Dataset items
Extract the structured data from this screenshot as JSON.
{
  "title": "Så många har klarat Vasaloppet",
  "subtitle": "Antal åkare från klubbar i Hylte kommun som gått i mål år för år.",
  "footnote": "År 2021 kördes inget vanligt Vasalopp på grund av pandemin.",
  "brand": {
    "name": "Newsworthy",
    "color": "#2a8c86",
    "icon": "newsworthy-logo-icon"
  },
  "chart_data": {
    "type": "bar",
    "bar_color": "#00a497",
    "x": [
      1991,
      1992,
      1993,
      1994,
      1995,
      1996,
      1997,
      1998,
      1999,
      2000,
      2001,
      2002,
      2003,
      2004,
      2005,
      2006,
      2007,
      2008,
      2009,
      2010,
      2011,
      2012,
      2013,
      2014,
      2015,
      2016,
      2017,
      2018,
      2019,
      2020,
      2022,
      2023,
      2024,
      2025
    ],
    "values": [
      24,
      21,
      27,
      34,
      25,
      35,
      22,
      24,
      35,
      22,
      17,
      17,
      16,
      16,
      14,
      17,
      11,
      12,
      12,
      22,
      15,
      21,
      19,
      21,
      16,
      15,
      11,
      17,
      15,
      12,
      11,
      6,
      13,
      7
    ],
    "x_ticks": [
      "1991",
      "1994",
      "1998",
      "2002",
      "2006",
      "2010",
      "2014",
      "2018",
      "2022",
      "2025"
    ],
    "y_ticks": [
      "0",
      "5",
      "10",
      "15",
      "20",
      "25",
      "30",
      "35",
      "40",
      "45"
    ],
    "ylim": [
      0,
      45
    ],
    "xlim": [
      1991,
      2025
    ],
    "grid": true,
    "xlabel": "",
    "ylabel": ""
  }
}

* * *

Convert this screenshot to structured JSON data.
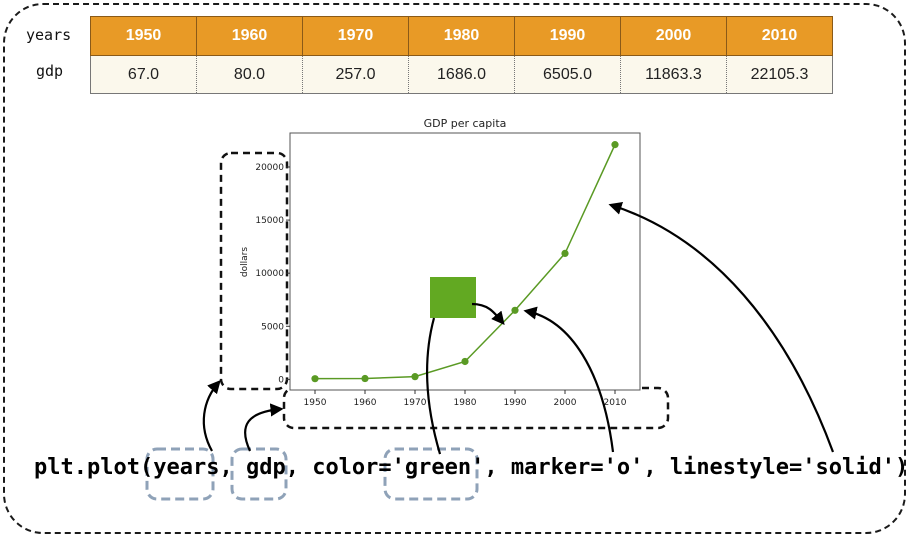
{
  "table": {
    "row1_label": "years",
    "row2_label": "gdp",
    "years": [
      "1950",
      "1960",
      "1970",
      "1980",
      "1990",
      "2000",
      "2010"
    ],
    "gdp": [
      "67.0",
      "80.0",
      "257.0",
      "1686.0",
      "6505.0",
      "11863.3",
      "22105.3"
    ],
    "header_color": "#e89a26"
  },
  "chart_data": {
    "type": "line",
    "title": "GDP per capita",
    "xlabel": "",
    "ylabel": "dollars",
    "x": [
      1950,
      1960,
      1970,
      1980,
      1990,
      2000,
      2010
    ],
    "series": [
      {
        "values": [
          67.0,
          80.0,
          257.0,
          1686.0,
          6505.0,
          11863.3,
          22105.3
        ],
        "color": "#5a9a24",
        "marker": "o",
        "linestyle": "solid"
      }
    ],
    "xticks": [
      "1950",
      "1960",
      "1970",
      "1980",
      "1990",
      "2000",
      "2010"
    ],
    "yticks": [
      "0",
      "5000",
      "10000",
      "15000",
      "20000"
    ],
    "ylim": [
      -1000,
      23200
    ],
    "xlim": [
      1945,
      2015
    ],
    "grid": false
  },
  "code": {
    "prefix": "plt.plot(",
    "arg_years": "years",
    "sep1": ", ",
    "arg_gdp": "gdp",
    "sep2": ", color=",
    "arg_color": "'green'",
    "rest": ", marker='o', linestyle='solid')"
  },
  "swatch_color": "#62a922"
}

■ Task requirements: Look over the listing. Pull out every line with the string "screenshot" in it.

■ Written solution:
Extract the structured data from this screenshot as JSON.
Convert this screenshot to structured JSON data.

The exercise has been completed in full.